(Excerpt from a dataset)
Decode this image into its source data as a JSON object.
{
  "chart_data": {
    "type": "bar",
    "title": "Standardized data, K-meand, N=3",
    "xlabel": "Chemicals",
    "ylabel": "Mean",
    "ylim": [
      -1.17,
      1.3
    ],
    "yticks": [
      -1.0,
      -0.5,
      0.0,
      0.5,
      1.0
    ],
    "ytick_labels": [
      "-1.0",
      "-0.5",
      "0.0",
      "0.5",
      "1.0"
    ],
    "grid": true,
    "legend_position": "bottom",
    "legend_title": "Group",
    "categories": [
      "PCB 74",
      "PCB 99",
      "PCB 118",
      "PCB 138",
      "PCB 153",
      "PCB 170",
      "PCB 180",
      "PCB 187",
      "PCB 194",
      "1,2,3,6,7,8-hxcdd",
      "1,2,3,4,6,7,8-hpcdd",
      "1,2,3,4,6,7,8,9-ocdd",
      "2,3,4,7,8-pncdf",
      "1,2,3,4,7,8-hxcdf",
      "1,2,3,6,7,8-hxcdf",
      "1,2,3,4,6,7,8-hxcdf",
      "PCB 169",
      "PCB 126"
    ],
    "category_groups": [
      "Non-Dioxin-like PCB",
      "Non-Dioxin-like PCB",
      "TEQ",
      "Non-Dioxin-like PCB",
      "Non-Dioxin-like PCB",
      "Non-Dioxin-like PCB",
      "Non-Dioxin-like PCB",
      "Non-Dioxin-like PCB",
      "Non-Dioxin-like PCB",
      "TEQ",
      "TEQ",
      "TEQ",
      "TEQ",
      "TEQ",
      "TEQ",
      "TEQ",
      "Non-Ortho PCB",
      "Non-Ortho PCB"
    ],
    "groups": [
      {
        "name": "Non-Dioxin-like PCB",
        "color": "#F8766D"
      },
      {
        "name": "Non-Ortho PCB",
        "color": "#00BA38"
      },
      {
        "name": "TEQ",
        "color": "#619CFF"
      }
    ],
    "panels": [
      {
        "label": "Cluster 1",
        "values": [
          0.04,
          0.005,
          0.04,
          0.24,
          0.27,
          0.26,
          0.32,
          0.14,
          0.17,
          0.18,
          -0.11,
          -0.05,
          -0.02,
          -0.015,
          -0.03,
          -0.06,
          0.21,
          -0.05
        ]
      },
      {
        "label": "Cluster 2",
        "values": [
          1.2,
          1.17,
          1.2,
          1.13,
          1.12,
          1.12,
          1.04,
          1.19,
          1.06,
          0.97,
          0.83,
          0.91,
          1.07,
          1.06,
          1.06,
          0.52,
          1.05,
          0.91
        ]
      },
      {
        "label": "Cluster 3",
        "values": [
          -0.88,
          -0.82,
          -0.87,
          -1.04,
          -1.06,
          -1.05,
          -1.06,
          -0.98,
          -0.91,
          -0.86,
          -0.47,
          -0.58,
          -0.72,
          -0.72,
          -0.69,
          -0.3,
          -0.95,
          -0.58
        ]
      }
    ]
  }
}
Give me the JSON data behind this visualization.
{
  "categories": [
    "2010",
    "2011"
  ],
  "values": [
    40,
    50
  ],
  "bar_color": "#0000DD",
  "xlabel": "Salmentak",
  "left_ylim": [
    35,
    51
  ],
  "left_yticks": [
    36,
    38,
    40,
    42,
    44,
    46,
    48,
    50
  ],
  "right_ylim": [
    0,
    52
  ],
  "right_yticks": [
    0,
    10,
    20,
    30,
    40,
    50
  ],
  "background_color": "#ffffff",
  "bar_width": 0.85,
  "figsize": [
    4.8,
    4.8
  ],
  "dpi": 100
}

YOUR TASK - Repeat only the stretch of lines starting at the one containing "Give me the" and running to the final line of the entries above.

SOLUTION FOR THIS PROBLEM -
Give me the JSON data behind this visualization.
{
  "categories": [
    "2010",
    "2011"
  ],
  "values": [
    40,
    50
  ],
  "bar_color": "#0000DD",
  "xlabel": "Salmentak",
  "left_ylim": [
    35,
    51
  ],
  "left_yticks": [
    36,
    38,
    40,
    42,
    44,
    46,
    48,
    50
  ],
  "right_ylim": [
    0,
    52
  ],
  "right_yticks": [
    0,
    10,
    20,
    30,
    40,
    50
  ],
  "background_color": "#ffffff",
  "bar_width": 0.85,
  "figsize": [
    4.8,
    4.8
  ],
  "dpi": 100
}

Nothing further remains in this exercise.